**Challenge:** Give the listing again in full, exactly as written.

**Data in this exercise:**
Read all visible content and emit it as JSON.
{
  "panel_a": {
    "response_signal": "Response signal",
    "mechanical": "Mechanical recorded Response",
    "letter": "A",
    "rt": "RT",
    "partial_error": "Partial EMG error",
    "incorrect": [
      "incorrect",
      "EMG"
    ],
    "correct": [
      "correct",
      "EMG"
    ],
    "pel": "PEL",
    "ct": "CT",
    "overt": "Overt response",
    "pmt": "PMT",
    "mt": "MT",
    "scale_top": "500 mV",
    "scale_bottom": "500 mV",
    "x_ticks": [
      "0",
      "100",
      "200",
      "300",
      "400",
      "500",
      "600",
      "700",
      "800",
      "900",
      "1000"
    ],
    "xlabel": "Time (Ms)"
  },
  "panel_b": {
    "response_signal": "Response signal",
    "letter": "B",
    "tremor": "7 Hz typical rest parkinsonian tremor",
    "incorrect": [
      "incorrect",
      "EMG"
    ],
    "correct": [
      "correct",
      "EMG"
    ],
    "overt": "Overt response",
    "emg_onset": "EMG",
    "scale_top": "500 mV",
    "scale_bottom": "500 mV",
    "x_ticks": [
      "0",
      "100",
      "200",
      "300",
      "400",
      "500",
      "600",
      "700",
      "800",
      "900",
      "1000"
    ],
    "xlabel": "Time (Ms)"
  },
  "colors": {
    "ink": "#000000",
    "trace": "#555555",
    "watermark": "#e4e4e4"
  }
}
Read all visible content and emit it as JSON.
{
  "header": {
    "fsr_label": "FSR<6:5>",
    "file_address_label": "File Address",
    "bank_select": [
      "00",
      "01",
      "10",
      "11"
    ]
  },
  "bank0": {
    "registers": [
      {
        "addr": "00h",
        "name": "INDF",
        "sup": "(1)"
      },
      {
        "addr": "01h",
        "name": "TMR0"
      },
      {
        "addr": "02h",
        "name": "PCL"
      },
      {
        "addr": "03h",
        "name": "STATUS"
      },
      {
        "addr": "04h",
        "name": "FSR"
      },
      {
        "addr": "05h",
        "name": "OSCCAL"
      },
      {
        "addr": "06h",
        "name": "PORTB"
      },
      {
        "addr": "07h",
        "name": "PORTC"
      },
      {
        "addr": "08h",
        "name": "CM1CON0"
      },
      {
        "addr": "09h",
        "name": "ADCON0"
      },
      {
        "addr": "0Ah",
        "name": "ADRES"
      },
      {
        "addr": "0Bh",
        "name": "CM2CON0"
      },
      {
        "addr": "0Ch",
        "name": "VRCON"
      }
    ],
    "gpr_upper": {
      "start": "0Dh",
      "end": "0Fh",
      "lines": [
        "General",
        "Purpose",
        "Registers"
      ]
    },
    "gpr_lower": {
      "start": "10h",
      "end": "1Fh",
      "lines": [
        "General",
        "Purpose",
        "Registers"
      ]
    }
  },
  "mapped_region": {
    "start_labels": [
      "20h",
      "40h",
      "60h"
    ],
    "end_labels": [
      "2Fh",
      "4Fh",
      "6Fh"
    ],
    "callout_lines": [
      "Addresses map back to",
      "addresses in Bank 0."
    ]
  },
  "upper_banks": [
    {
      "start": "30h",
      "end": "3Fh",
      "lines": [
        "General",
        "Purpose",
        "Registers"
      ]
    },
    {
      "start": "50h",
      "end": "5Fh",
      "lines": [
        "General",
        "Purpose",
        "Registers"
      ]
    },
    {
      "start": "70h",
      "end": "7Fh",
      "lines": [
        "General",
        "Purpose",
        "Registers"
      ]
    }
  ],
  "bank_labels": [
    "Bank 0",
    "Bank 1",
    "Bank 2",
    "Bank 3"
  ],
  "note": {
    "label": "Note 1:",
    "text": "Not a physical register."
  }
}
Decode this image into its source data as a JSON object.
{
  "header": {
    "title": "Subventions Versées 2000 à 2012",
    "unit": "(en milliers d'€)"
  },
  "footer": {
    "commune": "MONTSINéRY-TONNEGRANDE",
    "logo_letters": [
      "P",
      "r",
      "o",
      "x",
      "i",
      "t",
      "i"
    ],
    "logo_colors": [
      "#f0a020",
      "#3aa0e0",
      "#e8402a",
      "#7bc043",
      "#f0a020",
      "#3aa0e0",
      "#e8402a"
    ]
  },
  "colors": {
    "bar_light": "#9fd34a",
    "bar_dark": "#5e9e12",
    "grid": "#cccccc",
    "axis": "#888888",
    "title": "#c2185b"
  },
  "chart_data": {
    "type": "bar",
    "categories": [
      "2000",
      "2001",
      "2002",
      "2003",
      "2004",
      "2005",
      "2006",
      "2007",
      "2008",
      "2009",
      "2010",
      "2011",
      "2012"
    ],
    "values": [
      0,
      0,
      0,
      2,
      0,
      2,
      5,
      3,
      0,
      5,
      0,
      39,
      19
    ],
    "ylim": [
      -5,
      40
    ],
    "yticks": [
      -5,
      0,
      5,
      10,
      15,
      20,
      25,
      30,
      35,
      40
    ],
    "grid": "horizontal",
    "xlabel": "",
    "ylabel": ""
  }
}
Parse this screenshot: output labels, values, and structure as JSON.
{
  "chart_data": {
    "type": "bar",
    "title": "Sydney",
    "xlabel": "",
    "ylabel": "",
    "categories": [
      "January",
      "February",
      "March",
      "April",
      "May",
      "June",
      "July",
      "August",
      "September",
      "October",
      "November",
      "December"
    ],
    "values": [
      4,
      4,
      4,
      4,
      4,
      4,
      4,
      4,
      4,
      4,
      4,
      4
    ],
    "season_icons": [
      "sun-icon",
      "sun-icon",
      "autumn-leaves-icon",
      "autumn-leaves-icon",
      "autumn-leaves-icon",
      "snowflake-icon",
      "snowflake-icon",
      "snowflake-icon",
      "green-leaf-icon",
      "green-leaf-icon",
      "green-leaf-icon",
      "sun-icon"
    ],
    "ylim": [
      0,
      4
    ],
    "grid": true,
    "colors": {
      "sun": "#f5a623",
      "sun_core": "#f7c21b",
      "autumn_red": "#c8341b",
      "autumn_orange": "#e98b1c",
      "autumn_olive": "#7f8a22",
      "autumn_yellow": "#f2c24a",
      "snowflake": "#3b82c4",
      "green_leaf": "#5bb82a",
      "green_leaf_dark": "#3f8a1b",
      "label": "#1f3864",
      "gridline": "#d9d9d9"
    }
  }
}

**The answer:**
Read all visible content and emit it as JSON.
{
  "panel_a": {
    "response_signal": "Response signal",
    "mechanical": "Mechanical recorded Response",
    "letter": "A",
    "rt": "RT",
    "partial_error": "Partial EMG error",
    "incorrect": [
      "incorrect",
      "EMG"
    ],
    "correct": [
      "correct",
      "EMG"
    ],
    "pel": "PEL",
    "ct": "CT",
    "overt": "Overt response",
    "pmt": "PMT",
    "mt": "MT",
    "scale_top": "500 mV",
    "scale_bottom": "500 mV",
    "x_ticks": [
      "0",
      "100",
      "200",
      "300",
      "400",
      "500",
      "600",
      "700",
      "800",
      "900",
      "1000"
    ],
    "xlabel": "Time (Ms)"
  },
  "panel_b": {
    "response_signal": "Response signal",
    "letter": "B",
    "tremor": "7 Hz typical rest parkinsonian tremor",
    "incorrect": [
      "incorrect",
      "EMG"
    ],
    "correct": [
      "correct",
      "EMG"
    ],
    "overt": "Overt response",
    "emg_onset": "EMG",
    "scale_top": "500 mV",
    "scale_bottom": "500 mV",
    "x_ticks": [
      "0",
      "100",
      "200",
      "300",
      "400",
      "500",
      "600",
      "700",
      "800",
      "900",
      "1000"
    ],
    "xlabel": "Time (Ms)"
  },
  "colors": {
    "ink": "#000000",
    "trace": "#555555",
    "watermark": "#e4e4e4"
  }
}
Read all visible content and emit it as JSON.
{
  "header": {
    "fsr_label": "FSR<6:5>",
    "file_address_label": "File Address",
    "bank_select": [
      "00",
      "01",
      "10",
      "11"
    ]
  },
  "bank0": {
    "registers": [
      {
        "addr": "00h",
        "name": "INDF",
        "sup": "(1)"
      },
      {
        "addr": "01h",
        "name": "TMR0"
      },
      {
        "addr": "02h",
        "name": "PCL"
      },
      {
        "addr": "03h",
        "name": "STATUS"
      },
      {
        "addr": "04h",
        "name": "FSR"
      },
      {
        "addr": "05h",
        "name": "OSCCAL"
      },
      {
        "addr": "06h",
        "name": "PORTB"
      },
      {
        "addr": "07h",
        "name": "PORTC"
      },
      {
        "addr": "08h",
        "name": "CM1CON0"
      },
      {
        "addr": "09h",
        "name": "ADCON0"
      },
      {
        "addr": "0Ah",
        "name": "ADRES"
      },
      {
        "addr": "0Bh",
        "name": "CM2CON0"
      },
      {
        "addr": "0Ch",
        "name": "VRCON"
      }
    ],
    "gpr_upper": {
      "start": "0Dh",
      "end": "0Fh",
      "lines": [
        "General",
        "Purpose",
        "Registers"
      ]
    },
    "gpr_lower": {
      "start": "10h",
      "end": "1Fh",
      "lines": [
        "General",
        "Purpose",
        "Registers"
      ]
    }
  },
  "mapped_region": {
    "start_labels": [
      "20h",
      "40h",
      "60h"
    ],
    "end_labels": [
      "2Fh",
      "4Fh",
      "6Fh"
    ],
    "callout_lines": [
      "Addresses map back to",
      "addresses in Bank 0."
    ]
  },
  "upper_banks": [
    {
      "start": "30h",
      "end": "3Fh",
      "lines": [
        "General",
        "Purpose",
        "Registers"
      ]
    },
    {
      "start": "50h",
      "end": "5Fh",
      "lines": [
        "General",
        "Purpose",
        "Registers"
      ]
    },
    {
      "start": "70h",
      "end": "7Fh",
      "lines": [
        "General",
        "Purpose",
        "Registers"
      ]
    }
  ],
  "bank_labels": [
    "Bank 0",
    "Bank 1",
    "Bank 2",
    "Bank 3"
  ],
  "note": {
    "label": "Note 1:",
    "text": "Not a physical register."
  }
}
Decode this image into its source data as a JSON object.
{
  "header": {
    "title": "Subventions Versées 2000 à 2012",
    "unit": "(en milliers d'€)"
  },
  "footer": {
    "commune": "MONTSINéRY-TONNEGRANDE",
    "logo_letters": [
      "P",
      "r",
      "o",
      "x",
      "i",
      "t",
      "i"
    ],
    "logo_colors": [
      "#f0a020",
      "#3aa0e0",
      "#e8402a",
      "#7bc043",
      "#f0a020",
      "#3aa0e0",
      "#e8402a"
    ]
  },
  "colors": {
    "bar_light": "#9fd34a",
    "bar_dark": "#5e9e12",
    "grid": "#cccccc",
    "axis": "#888888",
    "title": "#c2185b"
  },
  "chart_data": {
    "type": "bar",
    "categories": [
      "2000",
      "2001",
      "2002",
      "2003",
      "2004",
      "2005",
      "2006",
      "2007",
      "2008",
      "2009",
      "2010",
      "2011",
      "2012"
    ],
    "values": [
      0,
      0,
      0,
      2,
      0,
      2,
      5,
      3,
      0,
      5,
      0,
      39,
      19
    ],
    "ylim": [
      -5,
      40
    ],
    "yticks": [
      -5,
      0,
      5,
      10,
      15,
      20,
      25,
      30,
      35,
      40
    ],
    "grid": "horizontal",
    "xlabel": "",
    "ylabel": ""
  }
}
Parse this screenshot: output labels, values, and structure as JSON.
{
  "chart_data": {
    "type": "bar",
    "title": "Sydney",
    "xlabel": "",
    "ylabel": "",
    "categories": [
      "January",
      "February",
      "March",
      "April",
      "May",
      "June",
      "July",
      "August",
      "September",
      "October",
      "November",
      "December"
    ],
    "values": [
      4,
      4,
      4,
      4,
      4,
      4,
      4,
      4,
      4,
      4,
      4,
      4
    ],
    "season_icons": [
      "sun-icon",
      "sun-icon",
      "autumn-leaves-icon",
      "autumn-leaves-icon",
      "autumn-leaves-icon",
      "snowflake-icon",
      "snowflake-icon",
      "snowflake-icon",
      "green-leaf-icon",
      "green-leaf-icon",
      "green-leaf-icon",
      "sun-icon"
    ],
    "ylim": [
      0,
      4
    ],
    "grid": true,
    "colors": {
      "sun": "#f5a623",
      "sun_core": "#f7c21b",
      "autumn_red": "#c8341b",
      "autumn_orange": "#e98b1c",
      "autumn_olive": "#7f8a22",
      "autumn_yellow": "#f2c24a",
      "snowflake": "#3b82c4",
      "green_leaf": "#5bb82a",
      "green_leaf_dark": "#3f8a1b",
      "label": "#1f3864",
      "gridline": "#d9d9d9"
    }
  }
}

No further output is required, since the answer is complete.